DATA EXTRACT>
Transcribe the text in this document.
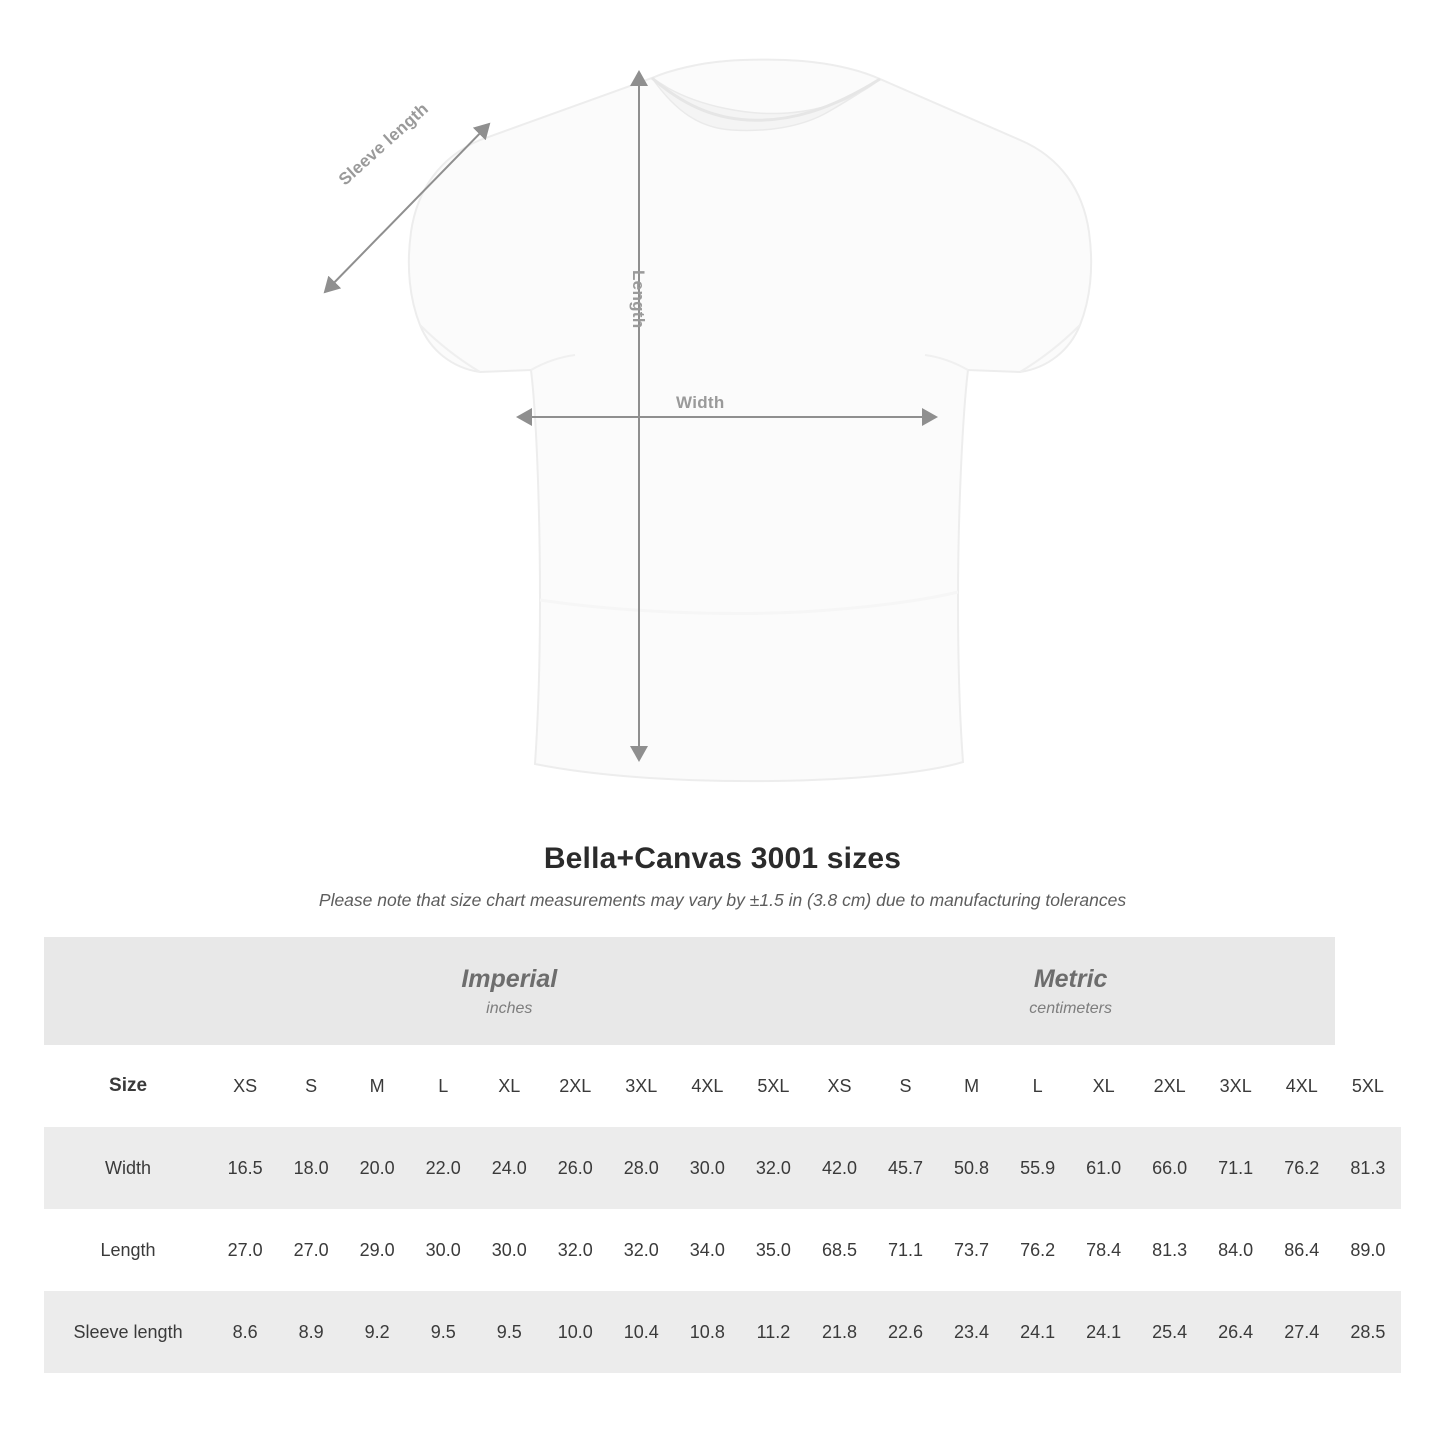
Sleeve length
Length
Width
Bella+Canvas 3001 sizes
Please note that size chart measurements may vary by ±1.5 in (3.8 cm) due to manufacturing tolerances

Imperial
inches

Metric
centimeters

Size	XS	S	M	L	XL	2XL	3XL	4XL	5XL	XS	S	M	L	XL	2XL	3XL	4XL	5XL
Width	16.5	18.0	20.0	22.0	24.0	26.0	28.0	30.0	32.0	42.0	45.7	50.8	55.9	61.0	66.0	71.1	76.2	81.3
Length	27.0	27.0	29.0	30.0	30.0	32.0	32.0	34.0	35.0	68.5	71.1	73.7	76.2	78.4	81.3	84.0	86.4	89.0
Sleeve length	8.6	8.9	9.2	9.5	9.5	10.0	10.4	10.8	11.2	21.8	22.6	23.4	24.1	24.1	25.4	26.4	27.4	28.5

EXERCISE GOAL> Repeat the listing in full and exactly. Do not include any images.

WORKED ANSWER>
Transcribe the text in this document.
Sleeve length
Length
Width
Bella+Canvas 3001 sizes
Please note that size chart measurements may vary by ±1.5 in (3.8 cm) due to manufacturing tolerances

Imperial
inches

Metric
centimeters

Size	XS	S	M	L	XL	2XL	3XL	4XL	5XL	XS	S	M	L	XL	2XL	3XL	4XL	5XL
Width	16.5	18.0	20.0	22.0	24.0	26.0	28.0	30.0	32.0	42.0	45.7	50.8	55.9	61.0	66.0	71.1	76.2	81.3
Length	27.0	27.0	29.0	30.0	30.0	32.0	32.0	34.0	35.0	68.5	71.1	73.7	76.2	78.4	81.3	84.0	86.4	89.0
Sleeve length	8.6	8.9	9.2	9.5	9.5	10.0	10.4	10.8	11.2	21.8	22.6	23.4	24.1	24.1	25.4	26.4	27.4	28.5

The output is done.